THE TASK: Indicate only the number of lines in the listing below in which the word "height" appears.

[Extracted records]
========
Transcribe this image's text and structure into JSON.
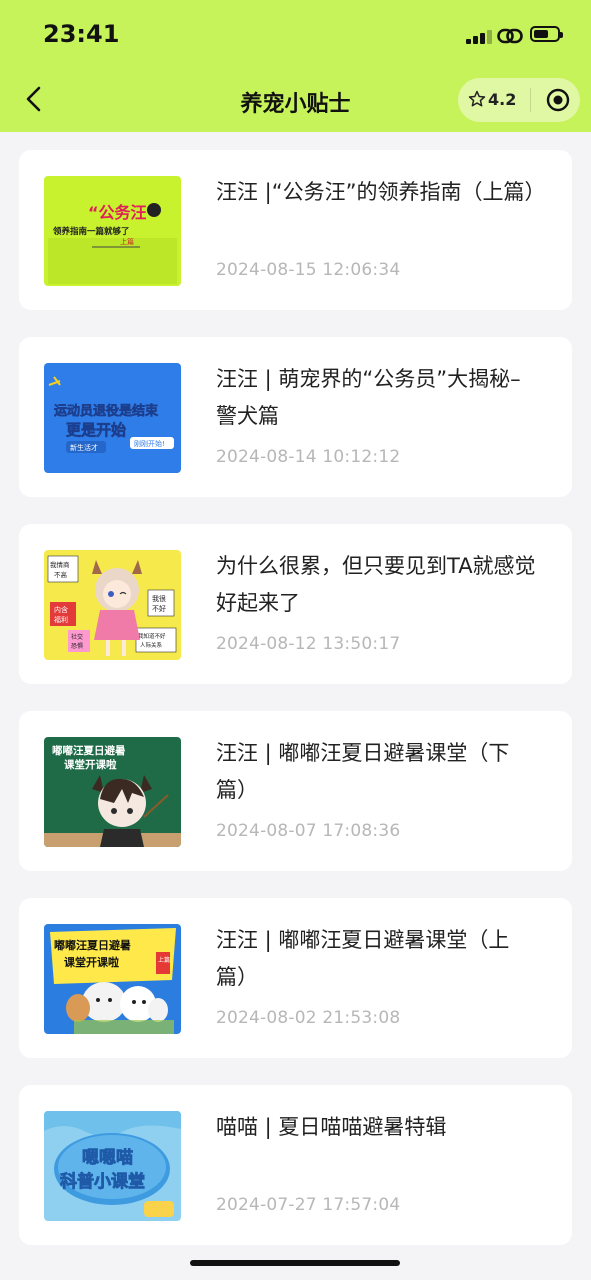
{
  "status": {
    "time": "23:41"
  },
  "nav": {
    "title": "养宠小贴士",
    "rating": "4.2",
    "back_icon": "chevron-left-icon",
    "star_icon": "star-icon",
    "target_icon": "target-icon"
  },
  "colors": {
    "header_bg": "#c6f25a",
    "date_text": "#b7b7b7"
  },
  "articles": [
    {
      "title": "汪汪 |“公务汪”的领养指南（上篇）",
      "date": "2024-08-15 12:06:34",
      "thumb_lines": [
        "“公务汪”",
        "领养指南一篇就够了",
        "上篇"
      ]
    },
    {
      "title": "汪汪 | 萌宠界的“公务员”大揭秘–警犬篇",
      "date": "2024-08-14 10:12:12",
      "thumb_lines": [
        "运动员退役是结束",
        "更是开始",
        "新生活才",
        "刚刚开始!"
      ]
    },
    {
      "title": "为什么很累，但只要见到TA就感觉好起来了",
      "date": "2024-08-12 13:50:17",
      "thumb_lines": [
        "我情商",
        "不高",
        "内含",
        "福利",
        "我很",
        "不好",
        "社交",
        "恐惧",
        "我知道不好",
        "人际关系"
      ]
    },
    {
      "title": "汪汪 | 嘟嘟汪夏日避暑课堂（下篇）",
      "date": "2024-08-07 17:08:36",
      "thumb_lines": [
        "嘟嘟汪夏日避暑",
        "课堂开课啦"
      ]
    },
    {
      "title": "汪汪 | 嘟嘟汪夏日避暑课堂（上篇）",
      "date": "2024-08-02 21:53:08",
      "thumb_lines": [
        "嘟嘟汪夏日避暑",
        "课堂开课啦",
        "上篇"
      ]
    },
    {
      "title": "喵喵 | 夏日喵喵避暑特辑",
      "date": "2024-07-27 17:57:04",
      "thumb_lines": [
        "嗯嗯喵",
        "科普小课堂"
      ]
    }
  ]
}
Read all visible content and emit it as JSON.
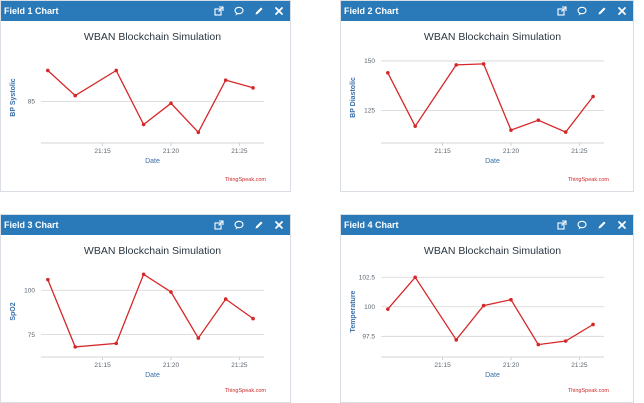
{
  "panels": [
    {
      "header": "Field 1 Chart",
      "credit": "ThingSpeak.com",
      "chart_data": {
        "type": "line",
        "title": "WBAN Blockchain Simulation",
        "xlabel": "Date",
        "ylabel": "BP Systolic",
        "x": [
          "21:11",
          "21:13",
          "21:16",
          "21:18",
          "21:20",
          "21:22",
          "21:24",
          "21:26"
        ],
        "values": [
          93,
          86.5,
          93,
          79,
          84.5,
          77,
          90.5,
          88.5
        ],
        "ylim": [
          75,
          97
        ],
        "yticks": [
          85
        ],
        "xticks": [
          "21:15",
          "21:20",
          "21:25"
        ],
        "grid": true,
        "color": "#d62728"
      }
    },
    {
      "header": "Field 2 Chart",
      "credit": "ThingSpeak.com",
      "chart_data": {
        "type": "line",
        "title": "WBAN Blockchain Simulation",
        "xlabel": "Date",
        "ylabel": "BP Diastolic",
        "x": [
          "21:11",
          "21:13",
          "21:16",
          "21:18",
          "21:20",
          "21:22",
          "21:24",
          "21:26"
        ],
        "values": [
          144,
          117,
          148,
          148.5,
          115,
          120,
          114,
          132
        ],
        "ylim": [
          110,
          153
        ],
        "yticks": [
          125,
          150
        ],
        "xticks": [
          "21:15",
          "21:20",
          "21:25"
        ],
        "grid": true,
        "color": "#d62728"
      }
    },
    {
      "header": "Field 3 Chart",
      "credit": "ThingSpeak.com",
      "chart_data": {
        "type": "line",
        "title": "WBAN Blockchain Simulation",
        "xlabel": "Date",
        "ylabel": "SpO2",
        "x": [
          "21:11",
          "21:13",
          "21:16",
          "21:18",
          "21:20",
          "21:22",
          "21:24",
          "21:26"
        ],
        "values": [
          106,
          68,
          70,
          109,
          99,
          73,
          95,
          84
        ],
        "ylim": [
          64,
          112
        ],
        "yticks": [
          75,
          100
        ],
        "xticks": [
          "21:15",
          "21:20",
          "21:25"
        ],
        "grid": true,
        "color": "#d62728"
      }
    },
    {
      "header": "Field 4 Chart",
      "credit": "ThingSpeak.com",
      "chart_data": {
        "type": "line",
        "title": "WBAN Blockchain Simulation",
        "xlabel": "Date",
        "ylabel": "Temperature",
        "x": [
          "21:11",
          "21:13",
          "21:16",
          "21:18",
          "21:20",
          "21:22",
          "21:24",
          "21:26"
        ],
        "values": [
          99.8,
          102.5,
          97.2,
          100.1,
          100.6,
          96.8,
          97.1,
          98.5
        ],
        "ylim": [
          96,
          103.2
        ],
        "yticks": [
          97.5,
          100,
          102.5
        ],
        "xticks": [
          "21:15",
          "21:20",
          "21:25"
        ],
        "grid": true,
        "color": "#d62728"
      }
    }
  ],
  "tool_icons": [
    "external-link-icon",
    "comment-icon",
    "pencil-icon",
    "close-icon"
  ],
  "colors": {
    "header": "#2a79b8",
    "line": "#d62728",
    "axis_label": "#3a6fa8",
    "grid": "#d4d4d4"
  }
}
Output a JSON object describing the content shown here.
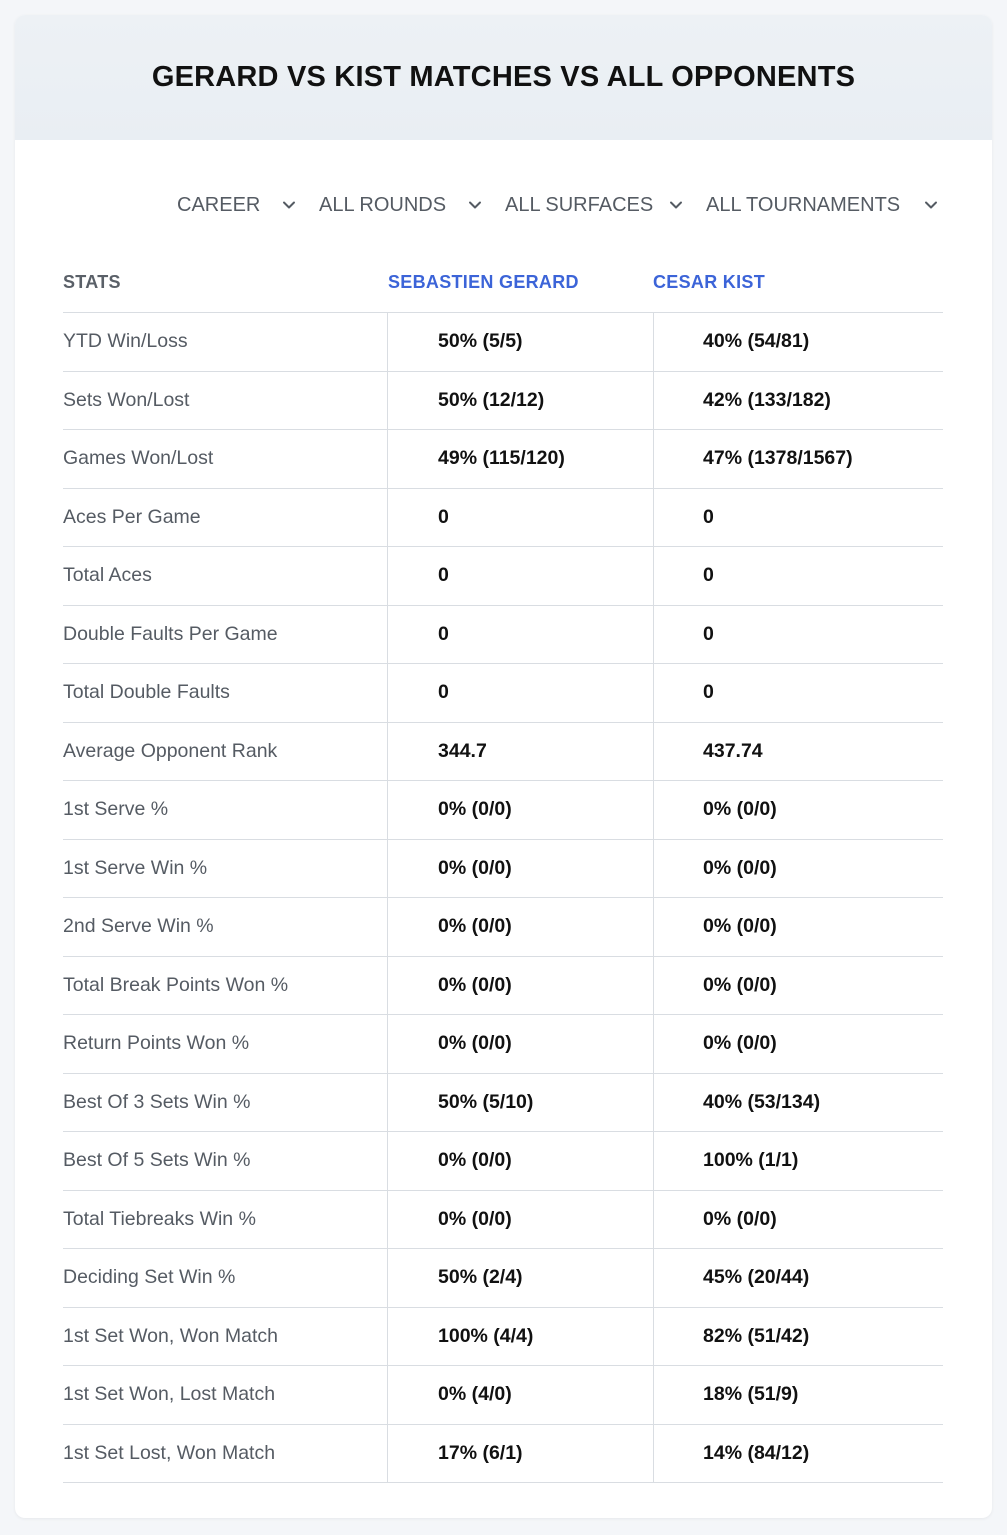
{
  "title": "GERARD VS KIST MATCHES VS ALL OPPONENTS",
  "filters": [
    {
      "label": "CAREER"
    },
    {
      "label": "ALL ROUNDS"
    },
    {
      "label": "ALL SURFACES"
    },
    {
      "label": "ALL TOURNAMENTS"
    }
  ],
  "headers": {
    "stats": "STATS",
    "player1": "SEBASTIEN GERARD",
    "player2": "CESAR KIST"
  },
  "colors": {
    "accent": "#3c64d8",
    "label": "#555b63",
    "divider": "#d9dde2",
    "header_bg": "#edf1f5"
  },
  "rows": [
    {
      "stat": "YTD Win/Loss",
      "p1": "50% (5/5)",
      "p2": "40% (54/81)"
    },
    {
      "stat": "Sets Won/Lost",
      "p1": "50% (12/12)",
      "p2": "42% (133/182)"
    },
    {
      "stat": "Games Won/Lost",
      "p1": "49% (115/120)",
      "p2": "47% (1378/1567)"
    },
    {
      "stat": "Aces Per Game",
      "p1": "0",
      "p2": "0"
    },
    {
      "stat": "Total Aces",
      "p1": "0",
      "p2": "0"
    },
    {
      "stat": "Double Faults Per Game",
      "p1": "0",
      "p2": "0"
    },
    {
      "stat": "Total Double Faults",
      "p1": "0",
      "p2": "0"
    },
    {
      "stat": "Average Opponent Rank",
      "p1": "344.7",
      "p2": "437.74"
    },
    {
      "stat": "1st Serve %",
      "p1": "0% (0/0)",
      "p2": "0% (0/0)"
    },
    {
      "stat": "1st Serve Win %",
      "p1": "0% (0/0)",
      "p2": "0% (0/0)"
    },
    {
      "stat": "2nd Serve Win %",
      "p1": "0% (0/0)",
      "p2": "0% (0/0)"
    },
    {
      "stat": "Total Break Points Won %",
      "p1": "0% (0/0)",
      "p2": "0% (0/0)"
    },
    {
      "stat": "Return Points Won %",
      "p1": "0% (0/0)",
      "p2": "0% (0/0)"
    },
    {
      "stat": "Best Of 3 Sets Win %",
      "p1": "50% (5/10)",
      "p2": "40% (53/134)"
    },
    {
      "stat": "Best Of 5 Sets Win %",
      "p1": "0% (0/0)",
      "p2": "100% (1/1)"
    },
    {
      "stat": "Total Tiebreaks Win %",
      "p1": "0% (0/0)",
      "p2": "0% (0/0)"
    },
    {
      "stat": "Deciding Set Win %",
      "p1": "50% (2/4)",
      "p2": "45% (20/44)"
    },
    {
      "stat": "1st Set Won, Won Match",
      "p1": "100% (4/4)",
      "p2": "82% (51/42)"
    },
    {
      "stat": "1st Set Won, Lost Match",
      "p1": "0% (4/0)",
      "p2": "18% (51/9)"
    },
    {
      "stat": "1st Set Lost, Won Match",
      "p1": "17% (6/1)",
      "p2": "14% (84/12)"
    }
  ]
}
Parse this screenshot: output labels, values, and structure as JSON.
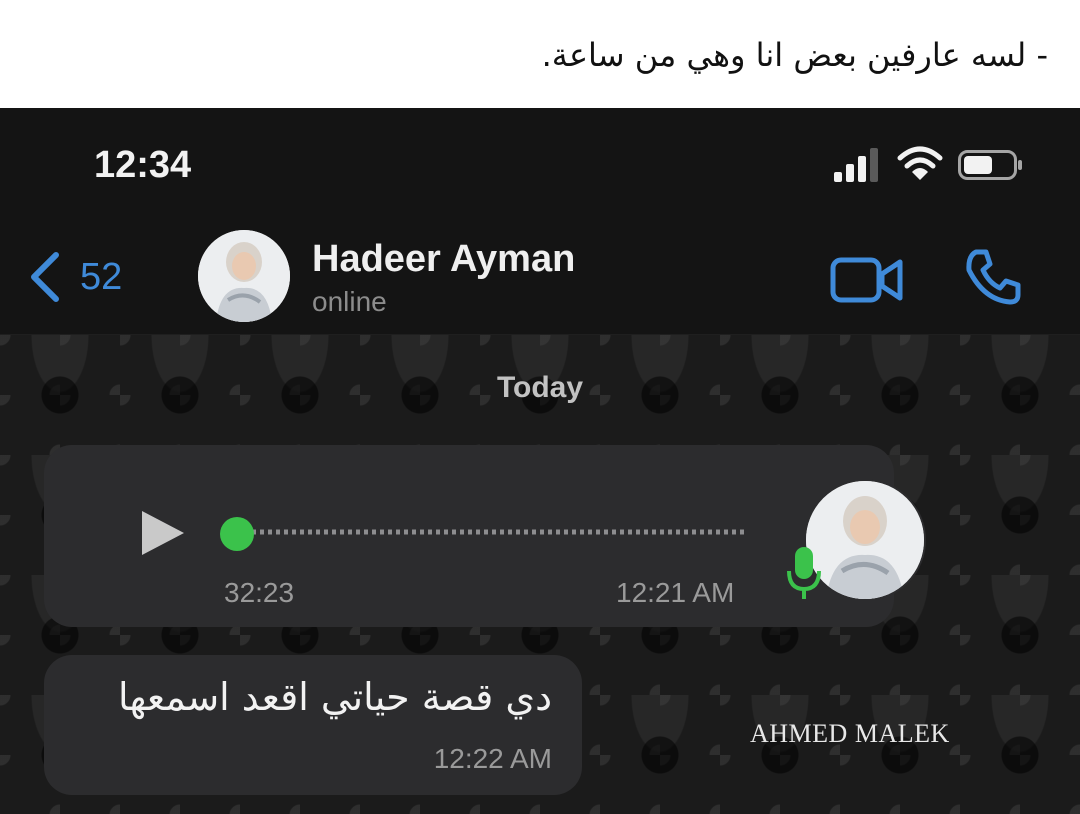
{
  "caption": {
    "text": "- لسه عارفين بعض انا وهي من ساعة."
  },
  "status_bar": {
    "time": "12:34",
    "icons": [
      "signal-icon",
      "wifi-icon",
      "battery-icon"
    ]
  },
  "header": {
    "back_count": "52",
    "contact_name": "Hadeer Ayman",
    "contact_status": "online",
    "actions": [
      "video-call-icon",
      "phone-icon"
    ]
  },
  "chat": {
    "date_label": "Today",
    "voice_message": {
      "duration": "32:23",
      "time": "12:21 AM",
      "progress": 0
    },
    "text_message": {
      "text": "دي قصة حياتي اقعد اسمعها",
      "time": "12:22 AM"
    },
    "watermark": "AHMED MALEK"
  },
  "colors": {
    "accent_blue": "#3f8ad9",
    "accent_green": "#3bc24b",
    "bubble": "#2c2c2e",
    "header_bg": "#141414"
  }
}
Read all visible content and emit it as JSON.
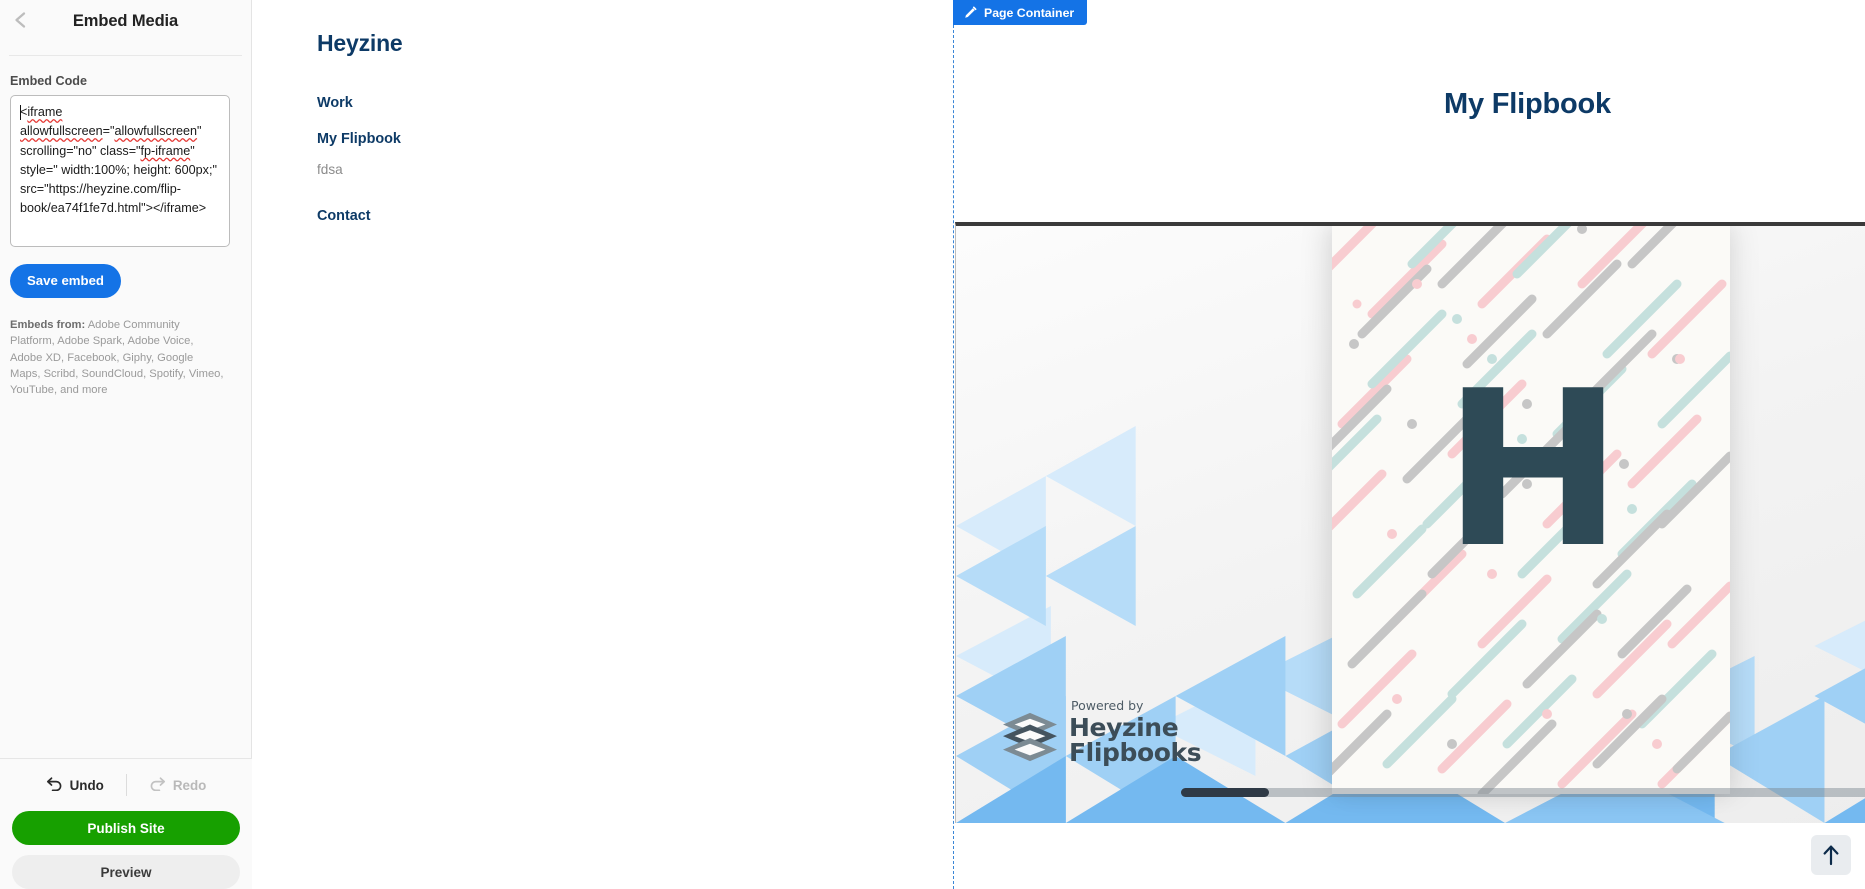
{
  "sidebar": {
    "title": "Embed Media",
    "back_icon": "chevron-left-icon",
    "embed_code_label": "Embed Code",
    "embed_code_value": "<iframe allowfullscreen=\"allowfullscreen\" scrolling=\"no\" class=\"fp-iframe\" style=\" width:100%; height: 600px;\" src=\"https://heyzine.com/flip-book/ea74f1fe7d.html\"></iframe>",
    "embed_code_parts": {
      "p1_open": "<",
      "p1_iframe": "iframe",
      "p2": " ",
      "p3_allowfullscreen_attr": "allowfullscreen",
      "p4_eq": "=\"",
      "p5_allowfullscreen_val": "allowfullscreen",
      "p6": "\" scrolling=\"no\" class=\"",
      "p7_fpiframe": "fp-iframe",
      "p8": "\" style=\" width:100%; height: 600px;\" src=\"https://heyzine.com/flip-book/ea74f1fe7d.html\"></iframe>"
    },
    "save_embed_label": "Save embed",
    "embeds_from_label": "Embeds from:",
    "embeds_from_list": " Adobe Community Platform, Adobe Spark, Adobe Voice, Adobe XD, Facebook, Giphy, Google Maps, Scribd, SoundCloud, Spotify, Vimeo, YouTube, and more",
    "undo_label": "Undo",
    "redo_label": "Redo",
    "publish_label": "Publish Site",
    "preview_label": "Preview",
    "accent_blue": "#1473e6",
    "publish_green": "#17a000"
  },
  "site": {
    "logo": "Heyzine",
    "nav": [
      {
        "label": "Work",
        "sub": false
      },
      {
        "label": "My Flipbook",
        "sub": false
      },
      {
        "label": "fdsa",
        "sub": true
      },
      {
        "label": "Contact",
        "sub": false
      }
    ],
    "nav_color": "#0d3a66"
  },
  "canvas": {
    "page_container_badge": "Page Container",
    "page_container_icon": "pencil-icon",
    "page_title": "My Flipbook",
    "selection_color": "#3a86d6"
  },
  "flipbook": {
    "cover_letter": "H",
    "download_icon": "cloud-download-icon",
    "zoom_in_icon": "zoom-in-icon",
    "watermark_powered": "Powered by",
    "watermark_brand_line1": "Heyzine",
    "watermark_brand_line2": "Flipbooks",
    "watermark_logo_icon": "heyzine-layers-logo-icon",
    "slider_position_percent": 10,
    "cover_colors": {
      "paper": "#fbfaf7",
      "pink": "#f8ccd0",
      "mint": "#c5e0dd",
      "gray": "#c6c6c6",
      "letter": "#2e4a56"
    },
    "background_colors": {
      "light": "#ffffff",
      "blue_pale": "#d7ebfb",
      "blue_mid": "#9fd0f5",
      "blue_strong": "#74b9f0"
    }
  },
  "scroll_top": {
    "icon": "arrow-up-icon",
    "label": ""
  }
}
========
SOLVED PROBLEM: 2